**To be done**
Collect each line of the records containing the string "case".

**Record excerpts**
• • • •
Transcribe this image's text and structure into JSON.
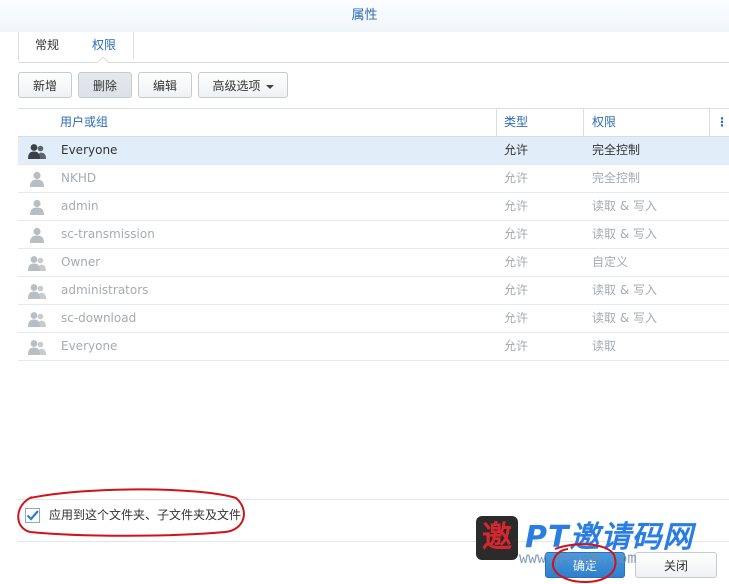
{
  "dialog": {
    "title": "属性"
  },
  "tabs": [
    {
      "label": "常规"
    },
    {
      "label": "权限"
    }
  ],
  "toolbar": {
    "add_label": "新增",
    "delete_label": "删除",
    "edit_label": "编辑",
    "advanced_label": "高级选项"
  },
  "table": {
    "headers": {
      "user": "用户或组",
      "type": "类型",
      "permission": "权限"
    },
    "rows": [
      {
        "name": "Everyone",
        "type": "允许",
        "permission": "完全控制",
        "icon": "group-icon",
        "selected": true
      },
      {
        "name": "NKHD",
        "type": "允许",
        "permission": "完全控制",
        "icon": "user-icon"
      },
      {
        "name": "admin",
        "type": "允许",
        "permission": "读取 & 写入",
        "icon": "user-icon"
      },
      {
        "name": "sc-transmission",
        "type": "允许",
        "permission": "读取 & 写入",
        "icon": "user-icon"
      },
      {
        "name": "Owner",
        "type": "允许",
        "permission": "自定义",
        "icon": "group-icon"
      },
      {
        "name": "administrators",
        "type": "允许",
        "permission": "读取 & 写入",
        "icon": "group-icon"
      },
      {
        "name": "sc-download",
        "type": "允许",
        "permission": "读取 & 写入",
        "icon": "group-icon"
      },
      {
        "name": "Everyone",
        "type": "允许",
        "permission": "读取",
        "icon": "group-icon"
      }
    ]
  },
  "footer": {
    "apply_checked": true,
    "apply_label": "应用到这个文件夹、子文件夹及文件",
    "ok_label": "确定",
    "close_label": "关闭"
  },
  "watermark": {
    "brand": "PT邀请码网",
    "url": "www.ptyqm.com",
    "seal": "邀"
  },
  "colors": {
    "accent": "#2d6bb5",
    "selected_row": "#e1eefa",
    "annotation": "#d0121b",
    "primary_button": "#3a8ad6"
  }
}
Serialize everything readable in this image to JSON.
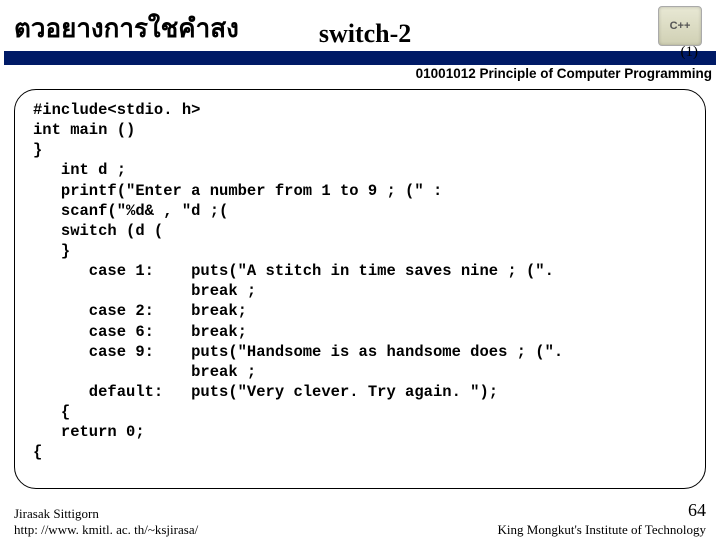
{
  "header": {
    "title_left": "ตวอยางการใชคำสง",
    "title_center": "switch-2",
    "badge": "C++",
    "page_small": "(1)"
  },
  "course_line": "01001012 Principle of Computer Programming",
  "code_lines": [
    "#include<stdio. h>",
    "int main ()",
    "}",
    "   int d ;",
    "   printf(\"Enter a number from 1 to 9 ; (\" :",
    "   scanf(\"%d& , \"d ;(",
    "   switch (d (",
    "   }",
    "      case 1:    puts(\"A stitch in time saves nine ; (\".",
    "                 break ;",
    "      case 2:    break;",
    "      case 6:    break;",
    "      case 9:    puts(\"Handsome is as handsome does ; (\".",
    "                 break ;",
    "      default:   puts(\"Very clever. Try again. \");",
    "   {",
    "   return 0;",
    "{"
  ],
  "footer": {
    "author": "Jirasak Sittigorn",
    "url": "http: //www. kmitl. ac. th/~ksjirasa/",
    "institution": "King Mongkut's Institute of Technology",
    "page_number": "64"
  }
}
• • • •
**Result of this exercise**
    "      case 1:    puts(\"A stitch in time saves nine ; (\".",
    "      case 2:    break;",
    "      case 6:    break;",
    "      case 9:    puts(\"Handsome is as handsome does ; (\".",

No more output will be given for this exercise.